── THE DATA ──

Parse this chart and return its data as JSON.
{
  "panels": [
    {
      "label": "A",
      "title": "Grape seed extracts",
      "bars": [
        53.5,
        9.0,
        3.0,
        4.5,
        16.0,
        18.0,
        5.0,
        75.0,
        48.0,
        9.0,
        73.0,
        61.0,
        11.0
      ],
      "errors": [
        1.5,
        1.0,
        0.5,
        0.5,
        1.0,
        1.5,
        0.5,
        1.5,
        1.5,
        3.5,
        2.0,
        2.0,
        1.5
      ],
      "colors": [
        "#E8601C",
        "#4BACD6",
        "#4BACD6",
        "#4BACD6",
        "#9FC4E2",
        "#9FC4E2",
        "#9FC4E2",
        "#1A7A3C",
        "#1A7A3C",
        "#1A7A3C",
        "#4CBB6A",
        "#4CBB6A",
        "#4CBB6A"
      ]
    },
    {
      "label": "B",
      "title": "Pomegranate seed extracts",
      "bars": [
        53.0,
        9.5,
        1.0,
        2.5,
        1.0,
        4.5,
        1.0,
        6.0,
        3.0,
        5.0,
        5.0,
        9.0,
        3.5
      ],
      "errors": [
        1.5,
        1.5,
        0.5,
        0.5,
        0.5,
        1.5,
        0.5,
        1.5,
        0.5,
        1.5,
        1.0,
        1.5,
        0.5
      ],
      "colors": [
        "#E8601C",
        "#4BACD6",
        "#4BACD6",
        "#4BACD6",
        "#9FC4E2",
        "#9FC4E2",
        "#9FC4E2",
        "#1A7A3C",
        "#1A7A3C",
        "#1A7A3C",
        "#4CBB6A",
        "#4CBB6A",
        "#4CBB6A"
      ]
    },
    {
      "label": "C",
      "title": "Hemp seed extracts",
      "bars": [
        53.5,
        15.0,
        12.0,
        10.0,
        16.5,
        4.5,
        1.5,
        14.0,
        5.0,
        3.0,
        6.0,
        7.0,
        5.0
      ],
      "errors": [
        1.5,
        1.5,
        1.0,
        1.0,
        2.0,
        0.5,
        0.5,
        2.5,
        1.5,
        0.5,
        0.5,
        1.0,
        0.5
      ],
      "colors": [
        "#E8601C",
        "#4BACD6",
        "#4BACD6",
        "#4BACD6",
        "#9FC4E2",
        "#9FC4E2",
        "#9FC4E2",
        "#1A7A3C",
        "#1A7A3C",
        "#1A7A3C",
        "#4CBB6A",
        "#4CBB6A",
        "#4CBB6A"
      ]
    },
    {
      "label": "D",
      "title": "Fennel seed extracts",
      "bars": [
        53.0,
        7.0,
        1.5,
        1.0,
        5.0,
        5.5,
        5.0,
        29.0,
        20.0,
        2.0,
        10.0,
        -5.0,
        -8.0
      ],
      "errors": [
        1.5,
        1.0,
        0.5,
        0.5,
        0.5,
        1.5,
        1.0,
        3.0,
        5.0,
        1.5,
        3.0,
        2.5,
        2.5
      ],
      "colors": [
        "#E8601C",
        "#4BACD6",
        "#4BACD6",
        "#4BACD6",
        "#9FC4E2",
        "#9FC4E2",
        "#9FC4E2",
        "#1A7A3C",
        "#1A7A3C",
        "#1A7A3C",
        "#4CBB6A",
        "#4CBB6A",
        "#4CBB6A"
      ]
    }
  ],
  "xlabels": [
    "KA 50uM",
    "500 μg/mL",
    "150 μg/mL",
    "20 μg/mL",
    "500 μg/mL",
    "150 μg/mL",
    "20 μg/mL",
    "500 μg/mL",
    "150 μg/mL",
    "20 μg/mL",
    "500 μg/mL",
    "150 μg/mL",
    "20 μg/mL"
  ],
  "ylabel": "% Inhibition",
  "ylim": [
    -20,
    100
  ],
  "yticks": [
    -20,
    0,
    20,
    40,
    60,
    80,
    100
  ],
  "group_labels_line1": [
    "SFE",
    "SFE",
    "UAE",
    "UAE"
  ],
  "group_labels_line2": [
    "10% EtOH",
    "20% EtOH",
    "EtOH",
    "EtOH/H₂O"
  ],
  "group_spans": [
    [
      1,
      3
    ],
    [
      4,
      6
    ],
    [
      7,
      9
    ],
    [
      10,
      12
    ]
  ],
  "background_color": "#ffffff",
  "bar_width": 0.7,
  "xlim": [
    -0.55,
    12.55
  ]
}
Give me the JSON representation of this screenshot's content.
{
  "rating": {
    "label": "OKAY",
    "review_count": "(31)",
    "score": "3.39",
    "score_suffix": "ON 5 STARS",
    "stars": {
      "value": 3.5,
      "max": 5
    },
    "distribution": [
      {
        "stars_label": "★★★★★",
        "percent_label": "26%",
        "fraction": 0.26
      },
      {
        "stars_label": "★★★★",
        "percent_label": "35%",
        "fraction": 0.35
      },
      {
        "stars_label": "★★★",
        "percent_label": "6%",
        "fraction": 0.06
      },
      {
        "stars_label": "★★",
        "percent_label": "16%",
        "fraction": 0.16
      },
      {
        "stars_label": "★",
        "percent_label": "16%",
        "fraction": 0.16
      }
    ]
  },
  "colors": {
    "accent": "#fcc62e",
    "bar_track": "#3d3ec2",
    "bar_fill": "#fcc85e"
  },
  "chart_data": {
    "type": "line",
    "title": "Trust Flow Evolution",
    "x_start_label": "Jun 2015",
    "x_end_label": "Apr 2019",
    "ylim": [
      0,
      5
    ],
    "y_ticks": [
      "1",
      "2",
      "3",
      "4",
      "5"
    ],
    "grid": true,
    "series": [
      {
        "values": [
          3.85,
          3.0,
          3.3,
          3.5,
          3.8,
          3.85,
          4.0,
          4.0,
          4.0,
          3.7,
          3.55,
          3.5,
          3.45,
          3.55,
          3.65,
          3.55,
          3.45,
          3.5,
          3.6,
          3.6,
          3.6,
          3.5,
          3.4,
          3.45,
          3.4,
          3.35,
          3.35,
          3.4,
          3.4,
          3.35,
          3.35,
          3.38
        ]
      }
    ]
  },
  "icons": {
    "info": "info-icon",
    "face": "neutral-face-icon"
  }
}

───

■ TASK DIRECTIONS: Return every record above exactly as it appears.

■ SOLUTION FOR THIS PROBLEM:
Parse this chart and return its data as JSON.
{
  "panels": [
    {
      "label": "A",
      "title": "Grape seed extracts",
      "bars": [
        53.5,
        9.0,
        3.0,
        4.5,
        16.0,
        18.0,
        5.0,
        75.0,
        48.0,
        9.0,
        73.0,
        61.0,
        11.0
      ],
      "errors": [
        1.5,
        1.0,
        0.5,
        0.5,
        1.0,
        1.5,
        0.5,
        1.5,
        1.5,
        3.5,
        2.0,
        2.0,
        1.5
      ],
      "colors": [
        "#E8601C",
        "#4BACD6",
        "#4BACD6",
        "#4BACD6",
        "#9FC4E2",
        "#9FC4E2",
        "#9FC4E2",
        "#1A7A3C",
        "#1A7A3C",
        "#1A7A3C",
        "#4CBB6A",
        "#4CBB6A",
        "#4CBB6A"
      ]
    },
    {
      "label": "B",
      "title": "Pomegranate seed extracts",
      "bars": [
        53.0,
        9.5,
        1.0,
        2.5,
        1.0,
        4.5,
        1.0,
        6.0,
        3.0,
        5.0,
        5.0,
        9.0,
        3.5
      ],
      "errors": [
        1.5,
        1.5,
        0.5,
        0.5,
        0.5,
        1.5,
        0.5,
        1.5,
        0.5,
        1.5,
        1.0,
        1.5,
        0.5
      ],
      "colors": [
        "#E8601C",
        "#4BACD6",
        "#4BACD6",
        "#4BACD6",
        "#9FC4E2",
        "#9FC4E2",
        "#9FC4E2",
        "#1A7A3C",
        "#1A7A3C",
        "#1A7A3C",
        "#4CBB6A",
        "#4CBB6A",
        "#4CBB6A"
      ]
    },
    {
      "label": "C",
      "title": "Hemp seed extracts",
      "bars": [
        53.5,
        15.0,
        12.0,
        10.0,
        16.5,
        4.5,
        1.5,
        14.0,
        5.0,
        3.0,
        6.0,
        7.0,
        5.0
      ],
      "errors": [
        1.5,
        1.5,
        1.0,
        1.0,
        2.0,
        0.5,
        0.5,
        2.5,
        1.5,
        0.5,
        0.5,
        1.0,
        0.5
      ],
      "colors": [
        "#E8601C",
        "#4BACD6",
        "#4BACD6",
        "#4BACD6",
        "#9FC4E2",
        "#9FC4E2",
        "#9FC4E2",
        "#1A7A3C",
        "#1A7A3C",
        "#1A7A3C",
        "#4CBB6A",
        "#4CBB6A",
        "#4CBB6A"
      ]
    },
    {
      "label": "D",
      "title": "Fennel seed extracts",
      "bars": [
        53.0,
        7.0,
        1.5,
        1.0,
        5.0,
        5.5,
        5.0,
        29.0,
        20.0,
        2.0,
        10.0,
        -5.0,
        -8.0
      ],
      "errors": [
        1.5,
        1.0,
        0.5,
        0.5,
        0.5,
        1.5,
        1.0,
        3.0,
        5.0,
        1.5,
        3.0,
        2.5,
        2.5
      ],
      "colors": [
        "#E8601C",
        "#4BACD6",
        "#4BACD6",
        "#4BACD6",
        "#9FC4E2",
        "#9FC4E2",
        "#9FC4E2",
        "#1A7A3C",
        "#1A7A3C",
        "#1A7A3C",
        "#4CBB6A",
        "#4CBB6A",
        "#4CBB6A"
      ]
    }
  ],
  "xlabels": [
    "KA 50uM",
    "500 μg/mL",
    "150 μg/mL",
    "20 μg/mL",
    "500 μg/mL",
    "150 μg/mL",
    "20 μg/mL",
    "500 μg/mL",
    "150 μg/mL",
    "20 μg/mL",
    "500 μg/mL",
    "150 μg/mL",
    "20 μg/mL"
  ],
  "ylabel": "% Inhibition",
  "ylim": [
    -20,
    100
  ],
  "yticks": [
    -20,
    0,
    20,
    40,
    60,
    80,
    100
  ],
  "group_labels_line1": [
    "SFE",
    "SFE",
    "UAE",
    "UAE"
  ],
  "group_labels_line2": [
    "10% EtOH",
    "20% EtOH",
    "EtOH",
    "EtOH/H₂O"
  ],
  "group_spans": [
    [
      1,
      3
    ],
    [
      4,
      6
    ],
    [
      7,
      9
    ],
    [
      10,
      12
    ]
  ],
  "background_color": "#ffffff",
  "bar_width": 0.7,
  "xlim": [
    -0.55,
    12.55
  ]
}
Give me the JSON representation of this screenshot's content.
{
  "rating": {
    "label": "OKAY",
    "review_count": "(31)",
    "score": "3.39",
    "score_suffix": "ON 5 STARS",
    "stars": {
      "value": 3.5,
      "max": 5
    },
    "distribution": [
      {
        "stars_label": "★★★★★",
        "percent_label": "26%",
        "fraction": 0.26
      },
      {
        "stars_label": "★★★★",
        "percent_label": "35%",
        "fraction": 0.35
      },
      {
        "stars_label": "★★★",
        "percent_label": "6%",
        "fraction": 0.06
      },
      {
        "stars_label": "★★",
        "percent_label": "16%",
        "fraction": 0.16
      },
      {
        "stars_label": "★",
        "percent_label": "16%",
        "fraction": 0.16
      }
    ]
  },
  "colors": {
    "accent": "#fcc62e",
    "bar_track": "#3d3ec2",
    "bar_fill": "#fcc85e"
  },
  "chart_data": {
    "type": "line",
    "title": "Trust Flow Evolution",
    "x_start_label": "Jun 2015",
    "x_end_label": "Apr 2019",
    "ylim": [
      0,
      5
    ],
    "y_ticks": [
      "1",
      "2",
      "3",
      "4",
      "5"
    ],
    "grid": true,
    "series": [
      {
        "values": [
          3.85,
          3.0,
          3.3,
          3.5,
          3.8,
          3.85,
          4.0,
          4.0,
          4.0,
          3.7,
          3.55,
          3.5,
          3.45,
          3.55,
          3.65,
          3.55,
          3.45,
          3.5,
          3.6,
          3.6,
          3.6,
          3.5,
          3.4,
          3.45,
          3.4,
          3.35,
          3.35,
          3.4,
          3.4,
          3.35,
          3.35,
          3.38
        ]
      }
    ]
  },
  "icons": {
    "info": "info-icon",
    "face": "neutral-face-icon"
  }
}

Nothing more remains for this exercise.